## WHAT THIS TASK INVOLVES
In the material below, find all lines with the string "text" and copy them.

##########

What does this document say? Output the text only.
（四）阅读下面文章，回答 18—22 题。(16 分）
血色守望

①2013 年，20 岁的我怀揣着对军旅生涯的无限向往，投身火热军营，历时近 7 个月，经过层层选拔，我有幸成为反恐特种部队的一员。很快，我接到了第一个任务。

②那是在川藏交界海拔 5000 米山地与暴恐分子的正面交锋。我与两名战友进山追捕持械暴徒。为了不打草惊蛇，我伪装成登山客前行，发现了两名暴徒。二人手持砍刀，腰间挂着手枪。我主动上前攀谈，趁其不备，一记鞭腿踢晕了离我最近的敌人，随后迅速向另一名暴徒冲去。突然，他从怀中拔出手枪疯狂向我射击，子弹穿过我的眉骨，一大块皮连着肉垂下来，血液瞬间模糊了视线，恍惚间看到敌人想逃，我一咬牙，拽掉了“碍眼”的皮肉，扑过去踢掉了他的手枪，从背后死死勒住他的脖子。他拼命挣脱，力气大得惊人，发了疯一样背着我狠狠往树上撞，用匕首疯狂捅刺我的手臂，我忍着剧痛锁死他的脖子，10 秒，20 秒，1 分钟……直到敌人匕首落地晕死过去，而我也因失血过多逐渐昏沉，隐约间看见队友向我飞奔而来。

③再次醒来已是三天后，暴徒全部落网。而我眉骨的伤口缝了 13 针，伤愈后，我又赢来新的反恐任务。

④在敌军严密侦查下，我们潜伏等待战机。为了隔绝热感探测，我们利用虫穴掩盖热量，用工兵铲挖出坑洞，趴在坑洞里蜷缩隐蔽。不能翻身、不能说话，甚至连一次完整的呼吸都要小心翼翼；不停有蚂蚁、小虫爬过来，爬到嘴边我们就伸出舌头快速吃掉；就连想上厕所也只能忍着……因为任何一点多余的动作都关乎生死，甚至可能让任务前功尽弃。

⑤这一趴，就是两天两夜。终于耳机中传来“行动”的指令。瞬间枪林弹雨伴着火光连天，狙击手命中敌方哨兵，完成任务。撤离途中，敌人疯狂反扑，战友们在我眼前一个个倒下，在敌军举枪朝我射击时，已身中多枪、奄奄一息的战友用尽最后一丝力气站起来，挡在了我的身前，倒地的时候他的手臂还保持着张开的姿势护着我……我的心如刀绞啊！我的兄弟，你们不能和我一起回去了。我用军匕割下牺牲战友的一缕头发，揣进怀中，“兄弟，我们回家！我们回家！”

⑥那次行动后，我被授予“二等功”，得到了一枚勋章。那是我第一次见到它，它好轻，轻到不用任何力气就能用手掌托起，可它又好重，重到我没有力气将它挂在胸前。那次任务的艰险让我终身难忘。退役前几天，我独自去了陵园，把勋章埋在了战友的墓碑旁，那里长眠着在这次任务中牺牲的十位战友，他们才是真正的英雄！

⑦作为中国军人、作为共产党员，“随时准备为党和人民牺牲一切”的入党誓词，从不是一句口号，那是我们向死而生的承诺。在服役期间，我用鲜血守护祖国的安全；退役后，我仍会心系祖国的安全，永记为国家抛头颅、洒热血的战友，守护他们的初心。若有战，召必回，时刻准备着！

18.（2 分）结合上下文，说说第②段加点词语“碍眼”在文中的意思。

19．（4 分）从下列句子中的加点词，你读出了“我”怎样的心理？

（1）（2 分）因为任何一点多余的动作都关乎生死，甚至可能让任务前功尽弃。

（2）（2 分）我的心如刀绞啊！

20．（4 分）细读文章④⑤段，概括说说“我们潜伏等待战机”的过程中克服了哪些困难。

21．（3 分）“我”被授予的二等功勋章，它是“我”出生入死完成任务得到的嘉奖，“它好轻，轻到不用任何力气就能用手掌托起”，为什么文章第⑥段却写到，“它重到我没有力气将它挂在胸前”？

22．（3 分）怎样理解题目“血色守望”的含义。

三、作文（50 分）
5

##########

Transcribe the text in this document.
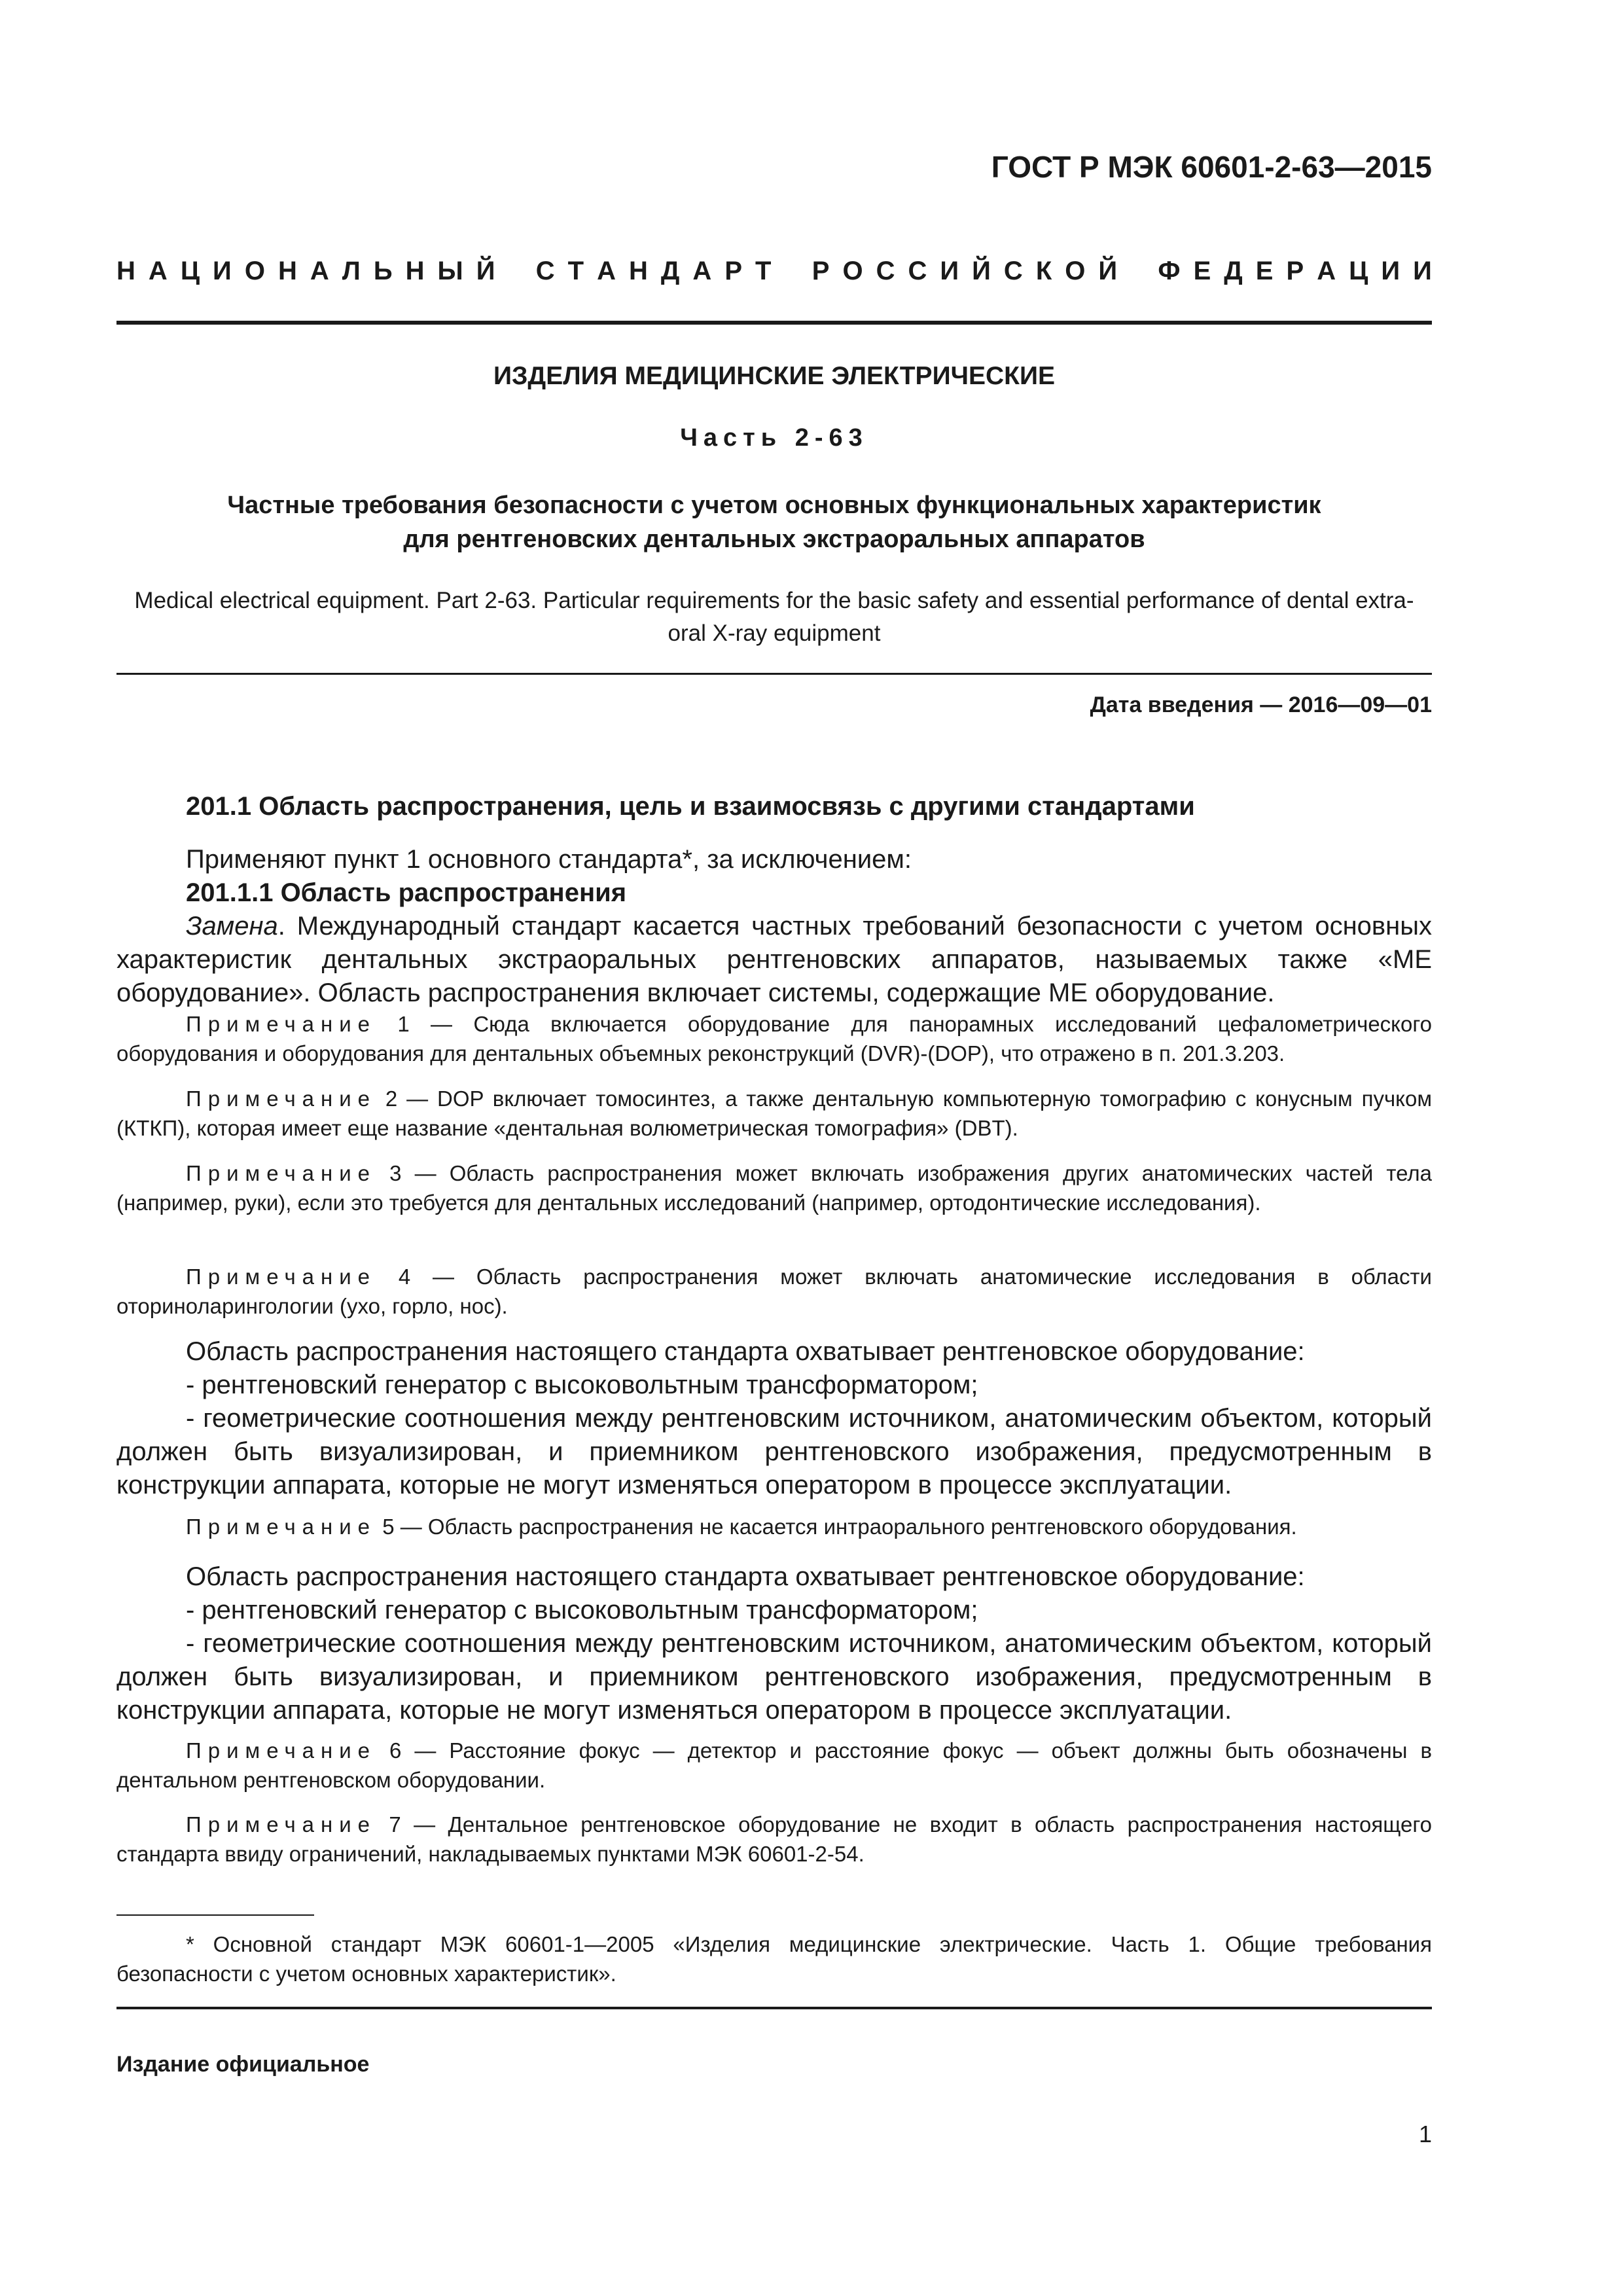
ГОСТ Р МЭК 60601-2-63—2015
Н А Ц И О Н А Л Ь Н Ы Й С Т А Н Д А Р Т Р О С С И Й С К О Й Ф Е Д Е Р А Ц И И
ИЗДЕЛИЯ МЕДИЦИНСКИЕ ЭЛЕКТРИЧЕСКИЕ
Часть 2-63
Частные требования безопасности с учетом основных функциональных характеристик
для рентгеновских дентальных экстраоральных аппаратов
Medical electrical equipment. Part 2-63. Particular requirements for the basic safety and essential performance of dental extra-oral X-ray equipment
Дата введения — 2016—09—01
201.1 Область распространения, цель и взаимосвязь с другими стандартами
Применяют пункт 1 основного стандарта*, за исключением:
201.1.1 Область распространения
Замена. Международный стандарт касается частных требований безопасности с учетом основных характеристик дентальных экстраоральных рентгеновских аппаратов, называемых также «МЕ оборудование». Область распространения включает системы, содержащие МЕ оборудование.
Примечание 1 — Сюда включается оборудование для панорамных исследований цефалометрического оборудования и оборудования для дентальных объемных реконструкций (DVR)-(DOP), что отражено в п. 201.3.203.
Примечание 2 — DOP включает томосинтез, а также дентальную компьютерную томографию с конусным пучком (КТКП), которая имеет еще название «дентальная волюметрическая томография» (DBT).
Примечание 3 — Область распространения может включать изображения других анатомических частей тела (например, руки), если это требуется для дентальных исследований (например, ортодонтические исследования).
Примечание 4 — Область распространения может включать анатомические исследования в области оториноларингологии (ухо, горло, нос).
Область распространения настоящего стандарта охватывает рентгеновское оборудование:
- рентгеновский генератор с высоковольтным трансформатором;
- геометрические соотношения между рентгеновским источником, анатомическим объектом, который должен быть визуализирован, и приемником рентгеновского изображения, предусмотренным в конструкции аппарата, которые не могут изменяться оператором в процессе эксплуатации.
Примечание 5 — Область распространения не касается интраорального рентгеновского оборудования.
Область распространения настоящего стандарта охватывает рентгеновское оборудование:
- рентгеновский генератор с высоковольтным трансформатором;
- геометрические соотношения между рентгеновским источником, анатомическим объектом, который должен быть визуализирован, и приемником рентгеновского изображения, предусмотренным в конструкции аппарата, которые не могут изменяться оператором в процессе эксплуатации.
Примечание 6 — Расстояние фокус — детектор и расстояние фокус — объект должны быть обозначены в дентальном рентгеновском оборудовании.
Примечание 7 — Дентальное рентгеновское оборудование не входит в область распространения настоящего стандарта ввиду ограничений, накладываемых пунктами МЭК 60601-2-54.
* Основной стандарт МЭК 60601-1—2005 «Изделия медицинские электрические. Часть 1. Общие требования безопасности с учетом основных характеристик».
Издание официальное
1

##########

## THE OUTPUT
What does this document say? Output the text only.
Transcribe the text in this document.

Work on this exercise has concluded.